Begin
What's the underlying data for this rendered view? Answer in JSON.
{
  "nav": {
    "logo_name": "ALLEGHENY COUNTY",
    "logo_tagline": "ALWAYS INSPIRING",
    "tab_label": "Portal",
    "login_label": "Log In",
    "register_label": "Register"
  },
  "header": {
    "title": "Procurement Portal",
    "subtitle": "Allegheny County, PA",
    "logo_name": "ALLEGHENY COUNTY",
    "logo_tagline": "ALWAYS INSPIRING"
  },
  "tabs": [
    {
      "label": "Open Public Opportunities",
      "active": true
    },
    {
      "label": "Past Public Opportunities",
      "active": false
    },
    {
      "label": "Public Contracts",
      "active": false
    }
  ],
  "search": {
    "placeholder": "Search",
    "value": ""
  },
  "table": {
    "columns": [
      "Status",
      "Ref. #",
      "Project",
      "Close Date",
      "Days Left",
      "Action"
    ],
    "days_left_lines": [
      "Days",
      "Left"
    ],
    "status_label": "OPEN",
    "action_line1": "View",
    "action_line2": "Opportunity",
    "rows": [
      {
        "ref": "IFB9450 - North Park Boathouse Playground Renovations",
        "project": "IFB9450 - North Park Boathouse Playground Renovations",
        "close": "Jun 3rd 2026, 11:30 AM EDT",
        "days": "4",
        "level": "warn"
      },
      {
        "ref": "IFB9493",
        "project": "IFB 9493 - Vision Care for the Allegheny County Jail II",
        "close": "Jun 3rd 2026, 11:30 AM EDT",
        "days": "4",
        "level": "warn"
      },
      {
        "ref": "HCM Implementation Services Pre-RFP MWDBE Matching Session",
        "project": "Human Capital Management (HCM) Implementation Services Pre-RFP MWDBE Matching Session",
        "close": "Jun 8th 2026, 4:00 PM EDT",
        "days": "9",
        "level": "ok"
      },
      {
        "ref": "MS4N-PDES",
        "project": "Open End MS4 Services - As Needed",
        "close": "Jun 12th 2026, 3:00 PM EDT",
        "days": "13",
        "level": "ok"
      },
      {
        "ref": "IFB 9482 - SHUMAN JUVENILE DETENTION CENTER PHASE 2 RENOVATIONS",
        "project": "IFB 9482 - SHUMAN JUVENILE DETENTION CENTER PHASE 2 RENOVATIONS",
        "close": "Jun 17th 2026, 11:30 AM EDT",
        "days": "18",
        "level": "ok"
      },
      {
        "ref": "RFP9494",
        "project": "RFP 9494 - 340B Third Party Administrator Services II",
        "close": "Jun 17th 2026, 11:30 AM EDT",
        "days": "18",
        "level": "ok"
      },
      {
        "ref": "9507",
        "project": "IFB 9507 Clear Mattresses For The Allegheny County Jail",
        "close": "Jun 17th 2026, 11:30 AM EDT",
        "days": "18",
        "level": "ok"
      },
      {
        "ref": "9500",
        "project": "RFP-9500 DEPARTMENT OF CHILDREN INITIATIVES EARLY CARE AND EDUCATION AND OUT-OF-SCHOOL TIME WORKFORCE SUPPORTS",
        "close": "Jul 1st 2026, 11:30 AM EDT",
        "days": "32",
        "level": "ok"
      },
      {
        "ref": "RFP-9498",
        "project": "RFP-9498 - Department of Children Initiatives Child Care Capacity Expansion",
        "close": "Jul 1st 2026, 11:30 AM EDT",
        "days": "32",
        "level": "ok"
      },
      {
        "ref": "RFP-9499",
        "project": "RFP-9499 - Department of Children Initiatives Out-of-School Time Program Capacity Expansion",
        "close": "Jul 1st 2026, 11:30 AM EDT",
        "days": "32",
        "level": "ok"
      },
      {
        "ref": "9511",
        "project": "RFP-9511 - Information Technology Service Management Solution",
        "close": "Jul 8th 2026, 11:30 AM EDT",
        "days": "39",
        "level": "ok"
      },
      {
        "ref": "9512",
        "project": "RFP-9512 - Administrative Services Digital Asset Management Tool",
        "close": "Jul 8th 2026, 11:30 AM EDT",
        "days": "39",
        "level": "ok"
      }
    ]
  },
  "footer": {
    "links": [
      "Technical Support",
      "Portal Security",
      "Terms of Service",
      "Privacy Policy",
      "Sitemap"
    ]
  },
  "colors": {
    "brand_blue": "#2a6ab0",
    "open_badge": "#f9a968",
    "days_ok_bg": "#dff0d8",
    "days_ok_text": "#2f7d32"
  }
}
End
Gather up every line from the listing above in which the word "Implementation" occurs.

The reply -
        "ref": "HCM Implementation Services Pre-RFP MWDBE Matching Session",
        "project": "Human Capital Management (HCM) Implementation Services Pre-RFP MWDBE Matching Session",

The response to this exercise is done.